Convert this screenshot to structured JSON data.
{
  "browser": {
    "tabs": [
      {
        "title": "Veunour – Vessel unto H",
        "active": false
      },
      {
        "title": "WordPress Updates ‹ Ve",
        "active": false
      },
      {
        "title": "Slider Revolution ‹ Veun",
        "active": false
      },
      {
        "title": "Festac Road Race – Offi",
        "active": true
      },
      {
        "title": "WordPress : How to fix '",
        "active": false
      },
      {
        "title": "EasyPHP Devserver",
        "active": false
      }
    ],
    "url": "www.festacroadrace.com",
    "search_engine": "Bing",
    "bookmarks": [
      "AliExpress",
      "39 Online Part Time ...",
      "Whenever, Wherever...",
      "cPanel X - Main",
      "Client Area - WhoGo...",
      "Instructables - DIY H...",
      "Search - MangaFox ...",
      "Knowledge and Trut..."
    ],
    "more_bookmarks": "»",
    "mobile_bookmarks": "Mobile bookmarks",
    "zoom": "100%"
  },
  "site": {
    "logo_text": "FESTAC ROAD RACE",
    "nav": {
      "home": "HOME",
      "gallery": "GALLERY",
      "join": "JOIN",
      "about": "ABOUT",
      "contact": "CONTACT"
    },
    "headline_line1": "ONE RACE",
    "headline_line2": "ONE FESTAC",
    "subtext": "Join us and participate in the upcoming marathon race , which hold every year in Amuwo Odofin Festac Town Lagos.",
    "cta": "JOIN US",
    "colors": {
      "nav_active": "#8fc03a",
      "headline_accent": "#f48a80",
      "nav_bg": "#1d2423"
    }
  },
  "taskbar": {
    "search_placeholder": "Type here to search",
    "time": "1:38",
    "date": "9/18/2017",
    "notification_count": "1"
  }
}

● Objective: Write out the entries in full, exactly as given.

● Solution:
Convert this screenshot to structured JSON data.
{
  "browser": {
    "tabs": [
      {
        "title": "Veunour – Vessel unto H",
        "active": false
      },
      {
        "title": "WordPress Updates ‹ Ve",
        "active": false
      },
      {
        "title": "Slider Revolution ‹ Veun",
        "active": false
      },
      {
        "title": "Festac Road Race – Offi",
        "active": true
      },
      {
        "title": "WordPress : How to fix '",
        "active": false
      },
      {
        "title": "EasyPHP Devserver",
        "active": false
      }
    ],
    "url": "www.festacroadrace.com",
    "search_engine": "Bing",
    "bookmarks": [
      "AliExpress",
      "39 Online Part Time ...",
      "Whenever, Wherever...",
      "cPanel X - Main",
      "Client Area - WhoGo...",
      "Instructables - DIY H...",
      "Search - MangaFox ...",
      "Knowledge and Trut..."
    ],
    "more_bookmarks": "»",
    "mobile_bookmarks": "Mobile bookmarks",
    "zoom": "100%"
  },
  "site": {
    "logo_text": "FESTAC ROAD RACE",
    "nav": {
      "home": "HOME",
      "gallery": "GALLERY",
      "join": "JOIN",
      "about": "ABOUT",
      "contact": "CONTACT"
    },
    "headline_line1": "ONE RACE",
    "headline_line2": "ONE FESTAC",
    "subtext": "Join us and participate in the upcoming marathon race , which hold every year in Amuwo Odofin Festac Town Lagos.",
    "cta": "JOIN US",
    "colors": {
      "nav_active": "#8fc03a",
      "headline_accent": "#f48a80",
      "nav_bg": "#1d2423"
    }
  },
  "taskbar": {
    "search_placeholder": "Type here to search",
    "time": "1:38",
    "date": "9/18/2017",
    "notification_count": "1"
  }
}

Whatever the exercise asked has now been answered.